Data lines:
--------------------------------

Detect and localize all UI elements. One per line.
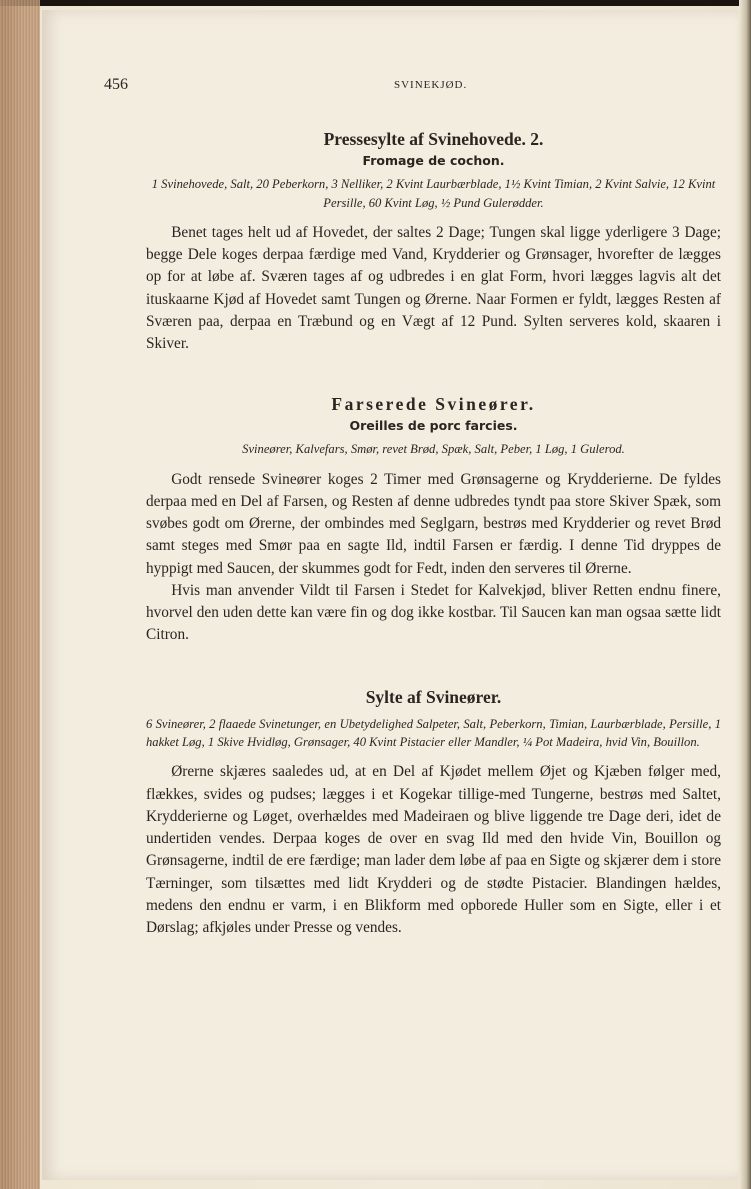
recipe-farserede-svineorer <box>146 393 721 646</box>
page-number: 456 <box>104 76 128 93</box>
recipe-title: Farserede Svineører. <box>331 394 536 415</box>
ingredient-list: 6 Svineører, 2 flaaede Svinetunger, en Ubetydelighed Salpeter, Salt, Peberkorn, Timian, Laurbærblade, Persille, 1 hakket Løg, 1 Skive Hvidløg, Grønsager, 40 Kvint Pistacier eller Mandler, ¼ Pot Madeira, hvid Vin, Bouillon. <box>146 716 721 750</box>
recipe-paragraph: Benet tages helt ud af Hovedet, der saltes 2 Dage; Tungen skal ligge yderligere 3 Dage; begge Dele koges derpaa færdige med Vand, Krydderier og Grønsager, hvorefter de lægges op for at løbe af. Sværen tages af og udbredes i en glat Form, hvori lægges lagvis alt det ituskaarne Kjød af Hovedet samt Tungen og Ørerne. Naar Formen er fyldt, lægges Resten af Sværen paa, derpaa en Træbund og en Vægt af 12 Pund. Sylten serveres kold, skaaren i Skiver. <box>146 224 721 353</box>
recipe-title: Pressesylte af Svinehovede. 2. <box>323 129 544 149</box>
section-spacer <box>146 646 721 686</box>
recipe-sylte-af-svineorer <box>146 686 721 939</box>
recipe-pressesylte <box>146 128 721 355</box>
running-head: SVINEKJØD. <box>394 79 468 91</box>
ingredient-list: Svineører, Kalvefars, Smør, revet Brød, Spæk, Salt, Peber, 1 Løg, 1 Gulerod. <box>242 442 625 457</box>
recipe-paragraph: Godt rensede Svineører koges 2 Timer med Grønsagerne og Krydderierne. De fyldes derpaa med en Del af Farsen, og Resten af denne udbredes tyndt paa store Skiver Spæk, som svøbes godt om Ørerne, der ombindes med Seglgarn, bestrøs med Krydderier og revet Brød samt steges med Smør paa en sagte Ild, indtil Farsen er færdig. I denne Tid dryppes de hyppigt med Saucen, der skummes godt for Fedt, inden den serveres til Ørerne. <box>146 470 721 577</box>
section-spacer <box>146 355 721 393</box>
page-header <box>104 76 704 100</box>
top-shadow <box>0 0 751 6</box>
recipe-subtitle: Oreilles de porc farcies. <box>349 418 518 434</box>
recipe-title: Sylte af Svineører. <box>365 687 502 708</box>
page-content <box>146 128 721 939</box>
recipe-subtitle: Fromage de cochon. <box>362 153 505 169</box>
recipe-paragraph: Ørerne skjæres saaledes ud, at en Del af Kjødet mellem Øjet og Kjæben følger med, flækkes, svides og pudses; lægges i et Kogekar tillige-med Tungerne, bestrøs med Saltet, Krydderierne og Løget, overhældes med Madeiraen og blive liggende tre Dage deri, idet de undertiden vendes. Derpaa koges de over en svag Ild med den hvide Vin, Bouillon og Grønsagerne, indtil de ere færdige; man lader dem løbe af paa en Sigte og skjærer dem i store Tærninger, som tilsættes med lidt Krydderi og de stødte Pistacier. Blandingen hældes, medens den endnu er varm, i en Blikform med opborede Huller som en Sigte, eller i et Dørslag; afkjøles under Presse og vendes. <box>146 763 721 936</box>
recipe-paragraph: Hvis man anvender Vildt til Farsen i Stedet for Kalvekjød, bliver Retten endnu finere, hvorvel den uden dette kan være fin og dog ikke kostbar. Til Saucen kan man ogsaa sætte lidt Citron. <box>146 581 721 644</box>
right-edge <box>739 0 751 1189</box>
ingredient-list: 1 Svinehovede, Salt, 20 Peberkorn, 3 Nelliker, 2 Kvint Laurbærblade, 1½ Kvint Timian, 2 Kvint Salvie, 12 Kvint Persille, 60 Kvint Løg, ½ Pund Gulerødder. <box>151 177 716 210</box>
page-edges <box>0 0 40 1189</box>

--------------------------------

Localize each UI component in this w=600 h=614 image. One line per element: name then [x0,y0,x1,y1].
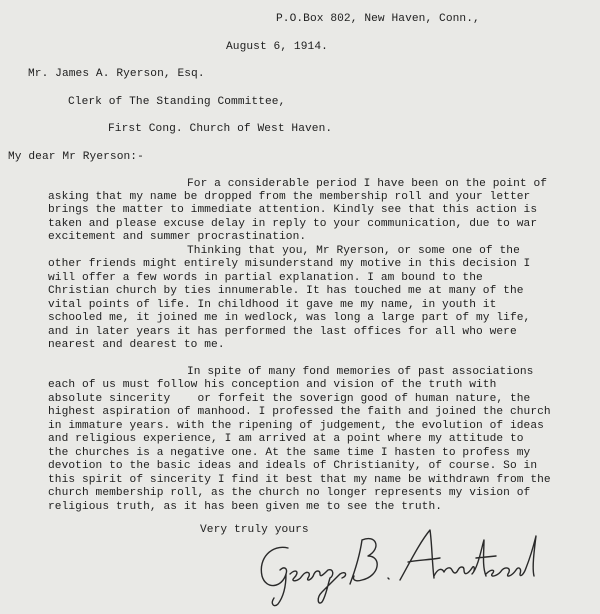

--------------------------------

Stated task: Retype the entries from the line with "Detect and localize" to the line with "recipe-pressesylte <box>146 128 721 355</box>", keeping both of those lines and leaving out the pictures.

Solution for this exercise:
Detect and localize all UI elements. One per line.
recipe-farserede-svineorer <box>146 393 721 646</box>
page-number: 456 <box>104 76 128 93</box>
recipe-title: Farserede Svineører. <box>331 394 536 415</box>
ingredient-list: 6 Svineører, 2 flaaede Svinetunger, en Ubetydelighed Salpeter, Salt, Peberkorn, Timian, Laurbærblade, Persille, 1 hakket Løg, 1 Skive Hvidløg, Grønsager, 40 Kvint Pistacier eller Mandler, ¼ Pot Madeira, hvid Vin, Bouillon. <box>146 716 721 750</box>
recipe-paragraph: Benet tages helt ud af Hovedet, der saltes 2 Dage; Tungen skal ligge yderligere 3 Dage; begge Dele koges derpaa færdige med Vand, Krydderier og Grønsager, hvorefter de lægges op for at løbe af. Sværen tages af og udbredes i en glat Form, hvori lægges lagvis alt det ituskaarne Kjød af Hovedet samt Tungen og Ørerne. Naar Formen er fyldt, lægges Resten af Sværen paa, derpaa en Træbund og en Vægt af 12 Pund. Sylten serveres kold, skaaren i Skiver. <box>146 224 721 353</box>
recipe-title: Pressesylte af Svinehovede. 2. <box>323 129 544 149</box>
section-spacer <box>146 646 721 686</box>
recipe-sylte-af-svineorer <box>146 686 721 939</box>
recipe-pressesylte <box>146 128 721 355</box>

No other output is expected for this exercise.